◆ **Stated exercise**: Output each line of the material exactly as it stands.
------------------------------------
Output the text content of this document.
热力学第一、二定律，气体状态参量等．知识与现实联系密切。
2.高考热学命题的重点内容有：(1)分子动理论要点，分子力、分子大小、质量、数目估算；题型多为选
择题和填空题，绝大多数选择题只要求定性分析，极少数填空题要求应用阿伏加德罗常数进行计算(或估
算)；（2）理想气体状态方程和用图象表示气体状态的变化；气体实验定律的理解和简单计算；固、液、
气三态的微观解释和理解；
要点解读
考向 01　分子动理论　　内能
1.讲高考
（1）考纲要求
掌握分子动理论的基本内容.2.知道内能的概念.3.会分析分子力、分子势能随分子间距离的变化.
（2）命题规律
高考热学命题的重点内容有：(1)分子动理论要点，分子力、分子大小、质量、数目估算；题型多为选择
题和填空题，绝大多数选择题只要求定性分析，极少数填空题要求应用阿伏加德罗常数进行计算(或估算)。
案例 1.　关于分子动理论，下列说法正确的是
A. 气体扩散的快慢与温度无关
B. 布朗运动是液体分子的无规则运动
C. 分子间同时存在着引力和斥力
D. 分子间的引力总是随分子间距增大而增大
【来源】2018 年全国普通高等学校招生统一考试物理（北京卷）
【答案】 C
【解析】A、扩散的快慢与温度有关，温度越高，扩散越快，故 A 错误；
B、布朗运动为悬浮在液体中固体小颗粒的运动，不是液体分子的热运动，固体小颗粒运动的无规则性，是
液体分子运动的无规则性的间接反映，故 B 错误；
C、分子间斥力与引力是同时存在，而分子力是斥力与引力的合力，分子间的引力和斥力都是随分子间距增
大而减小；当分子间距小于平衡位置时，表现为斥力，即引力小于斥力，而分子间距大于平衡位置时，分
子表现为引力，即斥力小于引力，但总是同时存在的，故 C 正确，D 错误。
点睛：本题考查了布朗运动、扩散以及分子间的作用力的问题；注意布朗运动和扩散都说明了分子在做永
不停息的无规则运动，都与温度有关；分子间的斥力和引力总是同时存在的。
------------------------------------
◆ **Output for this task**:
Output the text content of this document.
热力学第一、二定律，气体状态参量等．知识与现实联系密切。
2.高考热学命题的重点内容有：(1)分子动理论要点，分子力、分子大小、质量、数目估算；题型多为选
择题和填空题，绝大多数选择题只要求定性分析，极少数填空题要求应用阿伏加德罗常数进行计算(或估
算)；（2）理想气体状态方程和用图象表示气体状态的变化；气体实验定律的理解和简单计算；固、液、
气三态的微观解释和理解；
要点解读
考向 01　分子动理论　　内能
1.讲高考
（1）考纲要求
掌握分子动理论的基本内容.2.知道内能的概念.3.会分析分子力、分子势能随分子间距离的变化.
（2）命题规律
高考热学命题的重点内容有：(1)分子动理论要点，分子力、分子大小、质量、数目估算；题型多为选择
题和填空题，绝大多数选择题只要求定性分析，极少数填空题要求应用阿伏加德罗常数进行计算(或估算)。
案例 1.　关于分子动理论，下列说法正确的是
A. 气体扩散的快慢与温度无关
B. 布朗运动是液体分子的无规则运动
C. 分子间同时存在着引力和斥力
D. 分子间的引力总是随分子间距增大而增大
【来源】2018 年全国普通高等学校招生统一考试物理（北京卷）
【答案】 C
【解析】A、扩散的快慢与温度有关，温度越高，扩散越快，故 A 错误；
B、布朗运动为悬浮在液体中固体小颗粒的运动，不是液体分子的热运动，固体小颗粒运动的无规则性，是
液体分子运动的无规则性的间接反映，故 B 错误；
C、分子间斥力与引力是同时存在，而分子力是斥力与引力的合力，分子间的引力和斥力都是随分子间距增
大而减小；当分子间距小于平衡位置时，表现为斥力，即引力小于斥力，而分子间距大于平衡位置时，分
子表现为引力，即斥力小于引力，但总是同时存在的，故 C 正确，D 错误。
点睛：本题考查了布朗运动、扩散以及分子间的作用力的问题；注意布朗运动和扩散都说明了分子在做永
不停息的无规则运动，都与温度有关；分子间的斥力和引力总是同时存在的。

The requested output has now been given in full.